start Data listing
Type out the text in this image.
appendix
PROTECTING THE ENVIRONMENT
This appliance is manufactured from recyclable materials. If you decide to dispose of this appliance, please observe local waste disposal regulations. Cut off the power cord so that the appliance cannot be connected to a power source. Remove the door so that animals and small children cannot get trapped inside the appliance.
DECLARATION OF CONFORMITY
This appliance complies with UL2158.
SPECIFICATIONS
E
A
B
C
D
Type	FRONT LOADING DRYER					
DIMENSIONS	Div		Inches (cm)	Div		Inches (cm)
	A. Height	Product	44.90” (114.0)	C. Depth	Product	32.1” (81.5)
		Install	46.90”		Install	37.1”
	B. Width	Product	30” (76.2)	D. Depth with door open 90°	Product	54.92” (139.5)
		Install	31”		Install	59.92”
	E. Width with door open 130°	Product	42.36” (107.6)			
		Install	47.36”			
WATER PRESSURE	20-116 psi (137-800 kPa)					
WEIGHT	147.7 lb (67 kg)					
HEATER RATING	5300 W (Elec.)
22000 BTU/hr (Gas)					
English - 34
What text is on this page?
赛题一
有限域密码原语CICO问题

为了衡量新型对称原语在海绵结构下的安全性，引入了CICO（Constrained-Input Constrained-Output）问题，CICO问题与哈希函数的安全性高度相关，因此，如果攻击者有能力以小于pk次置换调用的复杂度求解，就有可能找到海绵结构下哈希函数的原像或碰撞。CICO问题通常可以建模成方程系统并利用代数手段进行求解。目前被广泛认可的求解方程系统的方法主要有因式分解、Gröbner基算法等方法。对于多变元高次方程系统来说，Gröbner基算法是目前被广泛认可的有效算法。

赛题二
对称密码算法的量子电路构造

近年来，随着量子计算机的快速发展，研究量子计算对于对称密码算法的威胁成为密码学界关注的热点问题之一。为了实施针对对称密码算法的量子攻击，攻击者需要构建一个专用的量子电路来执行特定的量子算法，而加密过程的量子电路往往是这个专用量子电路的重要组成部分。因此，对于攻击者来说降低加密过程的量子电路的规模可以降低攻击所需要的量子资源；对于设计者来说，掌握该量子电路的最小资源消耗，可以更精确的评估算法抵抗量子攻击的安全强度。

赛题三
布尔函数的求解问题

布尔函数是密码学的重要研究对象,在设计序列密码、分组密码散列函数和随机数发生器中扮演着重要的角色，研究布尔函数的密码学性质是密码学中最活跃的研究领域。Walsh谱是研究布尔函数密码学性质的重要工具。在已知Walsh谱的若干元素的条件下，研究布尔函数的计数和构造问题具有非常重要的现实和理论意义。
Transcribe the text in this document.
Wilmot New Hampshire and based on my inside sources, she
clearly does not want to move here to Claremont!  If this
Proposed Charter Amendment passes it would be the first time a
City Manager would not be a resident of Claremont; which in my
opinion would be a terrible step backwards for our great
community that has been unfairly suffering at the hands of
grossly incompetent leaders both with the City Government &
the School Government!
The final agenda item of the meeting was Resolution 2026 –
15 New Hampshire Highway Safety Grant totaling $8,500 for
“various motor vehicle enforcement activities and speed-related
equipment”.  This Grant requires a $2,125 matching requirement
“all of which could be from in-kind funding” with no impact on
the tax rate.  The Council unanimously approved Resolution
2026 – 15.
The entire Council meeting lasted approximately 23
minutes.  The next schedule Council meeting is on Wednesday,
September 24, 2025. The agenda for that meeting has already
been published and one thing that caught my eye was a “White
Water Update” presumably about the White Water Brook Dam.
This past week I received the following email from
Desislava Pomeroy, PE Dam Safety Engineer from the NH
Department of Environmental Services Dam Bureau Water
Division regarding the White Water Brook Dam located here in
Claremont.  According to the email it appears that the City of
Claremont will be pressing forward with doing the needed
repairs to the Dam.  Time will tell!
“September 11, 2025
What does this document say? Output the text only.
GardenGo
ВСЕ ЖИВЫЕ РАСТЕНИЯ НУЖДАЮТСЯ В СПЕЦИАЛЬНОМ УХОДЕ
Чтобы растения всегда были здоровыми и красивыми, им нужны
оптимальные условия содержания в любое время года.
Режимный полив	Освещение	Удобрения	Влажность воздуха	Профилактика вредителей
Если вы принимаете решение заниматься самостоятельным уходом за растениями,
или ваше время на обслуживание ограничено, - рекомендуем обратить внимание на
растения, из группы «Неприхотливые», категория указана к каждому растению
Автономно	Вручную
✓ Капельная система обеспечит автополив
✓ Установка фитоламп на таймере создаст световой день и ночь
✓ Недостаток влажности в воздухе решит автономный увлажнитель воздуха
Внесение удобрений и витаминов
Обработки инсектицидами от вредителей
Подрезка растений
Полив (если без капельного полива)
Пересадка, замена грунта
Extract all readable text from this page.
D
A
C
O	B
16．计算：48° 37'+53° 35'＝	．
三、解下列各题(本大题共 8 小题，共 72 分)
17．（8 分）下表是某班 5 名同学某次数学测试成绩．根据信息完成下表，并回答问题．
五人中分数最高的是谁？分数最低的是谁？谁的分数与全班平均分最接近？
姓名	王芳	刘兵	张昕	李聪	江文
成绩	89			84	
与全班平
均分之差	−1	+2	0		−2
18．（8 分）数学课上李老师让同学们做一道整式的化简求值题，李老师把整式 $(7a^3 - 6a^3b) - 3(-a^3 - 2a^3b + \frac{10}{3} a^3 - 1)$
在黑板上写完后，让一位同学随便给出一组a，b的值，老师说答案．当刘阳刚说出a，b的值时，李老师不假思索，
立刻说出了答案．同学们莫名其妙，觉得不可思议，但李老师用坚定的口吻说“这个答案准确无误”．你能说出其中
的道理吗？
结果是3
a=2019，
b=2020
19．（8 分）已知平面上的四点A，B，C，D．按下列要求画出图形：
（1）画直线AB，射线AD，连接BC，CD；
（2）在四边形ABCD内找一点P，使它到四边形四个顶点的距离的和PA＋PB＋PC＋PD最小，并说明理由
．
end Data listing
- Problem description: Search the records for the word "Council" and copy every line where it occurs.

- Output for this task:
the tax rate.  The Council unanimously approved Resolution
The entire Council meeting lasted approximately 23
minutes.  The next schedule Council meeting is on Wednesday,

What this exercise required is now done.